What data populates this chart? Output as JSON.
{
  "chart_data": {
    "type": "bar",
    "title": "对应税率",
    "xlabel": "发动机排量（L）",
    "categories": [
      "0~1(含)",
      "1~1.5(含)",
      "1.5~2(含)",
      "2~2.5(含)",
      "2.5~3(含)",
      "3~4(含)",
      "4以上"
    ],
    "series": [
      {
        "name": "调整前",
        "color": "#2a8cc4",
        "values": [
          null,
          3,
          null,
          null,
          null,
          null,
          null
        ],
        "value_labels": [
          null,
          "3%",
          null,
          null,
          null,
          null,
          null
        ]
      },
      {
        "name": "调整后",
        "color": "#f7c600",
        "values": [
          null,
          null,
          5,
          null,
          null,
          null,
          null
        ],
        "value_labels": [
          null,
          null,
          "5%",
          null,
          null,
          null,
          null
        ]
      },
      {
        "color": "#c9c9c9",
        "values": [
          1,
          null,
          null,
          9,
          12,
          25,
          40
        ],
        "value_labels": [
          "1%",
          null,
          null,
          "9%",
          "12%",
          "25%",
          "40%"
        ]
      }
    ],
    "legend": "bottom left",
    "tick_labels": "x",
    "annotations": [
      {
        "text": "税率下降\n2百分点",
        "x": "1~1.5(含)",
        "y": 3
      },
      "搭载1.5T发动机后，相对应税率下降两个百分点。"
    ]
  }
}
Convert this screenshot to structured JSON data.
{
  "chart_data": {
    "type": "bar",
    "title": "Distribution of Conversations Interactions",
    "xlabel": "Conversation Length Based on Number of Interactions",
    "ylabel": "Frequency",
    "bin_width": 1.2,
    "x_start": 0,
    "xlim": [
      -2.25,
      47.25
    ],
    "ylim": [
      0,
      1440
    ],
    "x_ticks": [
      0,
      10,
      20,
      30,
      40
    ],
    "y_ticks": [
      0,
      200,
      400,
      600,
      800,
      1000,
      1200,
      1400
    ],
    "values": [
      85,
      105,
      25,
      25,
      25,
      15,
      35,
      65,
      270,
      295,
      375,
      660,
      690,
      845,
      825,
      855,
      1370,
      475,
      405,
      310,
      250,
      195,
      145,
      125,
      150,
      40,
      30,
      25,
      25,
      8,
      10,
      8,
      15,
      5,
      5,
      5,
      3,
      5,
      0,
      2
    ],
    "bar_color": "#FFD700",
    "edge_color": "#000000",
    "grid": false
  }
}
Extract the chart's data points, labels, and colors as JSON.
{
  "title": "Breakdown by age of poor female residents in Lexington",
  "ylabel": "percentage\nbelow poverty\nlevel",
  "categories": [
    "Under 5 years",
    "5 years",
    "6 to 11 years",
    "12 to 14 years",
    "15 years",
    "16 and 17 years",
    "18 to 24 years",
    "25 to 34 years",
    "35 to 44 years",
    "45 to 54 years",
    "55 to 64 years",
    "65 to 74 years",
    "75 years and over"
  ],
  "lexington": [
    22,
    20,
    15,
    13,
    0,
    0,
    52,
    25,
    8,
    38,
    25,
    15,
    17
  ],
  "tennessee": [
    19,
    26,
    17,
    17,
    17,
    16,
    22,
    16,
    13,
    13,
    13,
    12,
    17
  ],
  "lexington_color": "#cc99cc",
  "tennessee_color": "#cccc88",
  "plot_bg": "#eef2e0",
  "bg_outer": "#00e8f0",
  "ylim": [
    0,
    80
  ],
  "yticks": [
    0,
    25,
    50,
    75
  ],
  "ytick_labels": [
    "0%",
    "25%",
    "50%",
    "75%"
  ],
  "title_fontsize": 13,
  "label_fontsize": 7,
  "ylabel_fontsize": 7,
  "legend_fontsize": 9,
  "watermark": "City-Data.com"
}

TASK PROMPT: Return the material exactly as it stands.

THE OUTPUT:
What data populates this chart? Output as JSON.
{
  "chart_data": {
    "type": "bar",
    "title": "对应税率",
    "xlabel": "发动机排量（L）",
    "categories": [
      "0~1(含)",
      "1~1.5(含)",
      "1.5~2(含)",
      "2~2.5(含)",
      "2.5~3(含)",
      "3~4(含)",
      "4以上"
    ],
    "series": [
      {
        "name": "调整前",
        "color": "#2a8cc4",
        "values": [
          null,
          3,
          null,
          null,
          null,
          null,
          null
        ],
        "value_labels": [
          null,
          "3%",
          null,
          null,
          null,
          null,
          null
        ]
      },
      {
        "name": "调整后",
        "color": "#f7c600",
        "values": [
          null,
          null,
          5,
          null,
          null,
          null,
          null
        ],
        "value_labels": [
          null,
          null,
          "5%",
          null,
          null,
          null,
          null
        ]
      },
      {
        "color": "#c9c9c9",
        "values": [
          1,
          null,
          null,
          9,
          12,
          25,
          40
        ],
        "value_labels": [
          "1%",
          null,
          null,
          "9%",
          "12%",
          "25%",
          "40%"
        ]
      }
    ],
    "legend": "bottom left",
    "tick_labels": "x",
    "annotations": [
      {
        "text": "税率下降\n2百分点",
        "x": "1~1.5(含)",
        "y": 3
      },
      "搭载1.5T发动机后，相对应税率下降两个百分点。"
    ]
  }
}
Convert this screenshot to structured JSON data.
{
  "chart_data": {
    "type": "bar",
    "title": "Distribution of Conversations Interactions",
    "xlabel": "Conversation Length Based on Number of Interactions",
    "ylabel": "Frequency",
    "bin_width": 1.2,
    "x_start": 0,
    "xlim": [
      -2.25,
      47.25
    ],
    "ylim": [
      0,
      1440
    ],
    "x_ticks": [
      0,
      10,
      20,
      30,
      40
    ],
    "y_ticks": [
      0,
      200,
      400,
      600,
      800,
      1000,
      1200,
      1400
    ],
    "values": [
      85,
      105,
      25,
      25,
      25,
      15,
      35,
      65,
      270,
      295,
      375,
      660,
      690,
      845,
      825,
      855,
      1370,
      475,
      405,
      310,
      250,
      195,
      145,
      125,
      150,
      40,
      30,
      25,
      25,
      8,
      10,
      8,
      15,
      5,
      5,
      5,
      3,
      5,
      0,
      2
    ],
    "bar_color": "#FFD700",
    "edge_color": "#000000",
    "grid": false
  }
}
Extract the chart's data points, labels, and colors as JSON.
{
  "title": "Breakdown by age of poor female residents in Lexington",
  "ylabel": "percentage\nbelow poverty\nlevel",
  "categories": [
    "Under 5 years",
    "5 years",
    "6 to 11 years",
    "12 to 14 years",
    "15 years",
    "16 and 17 years",
    "18 to 24 years",
    "25 to 34 years",
    "35 to 44 years",
    "45 to 54 years",
    "55 to 64 years",
    "65 to 74 years",
    "75 years and over"
  ],
  "lexington": [
    22,
    20,
    15,
    13,
    0,
    0,
    52,
    25,
    8,
    38,
    25,
    15,
    17
  ],
  "tennessee": [
    19,
    26,
    17,
    17,
    17,
    16,
    22,
    16,
    13,
    13,
    13,
    12,
    17
  ],
  "lexington_color": "#cc99cc",
  "tennessee_color": "#cccc88",
  "plot_bg": "#eef2e0",
  "bg_outer": "#00e8f0",
  "ylim": [
    0,
    80
  ],
  "yticks": [
    0,
    25,
    50,
    75
  ],
  "ytick_labels": [
    "0%",
    "25%",
    "50%",
    "75%"
  ],
  "title_fontsize": 13,
  "label_fontsize": 7,
  "ylabel_fontsize": 7,
  "legend_fontsize": 9,
  "watermark": "City-Data.com"
}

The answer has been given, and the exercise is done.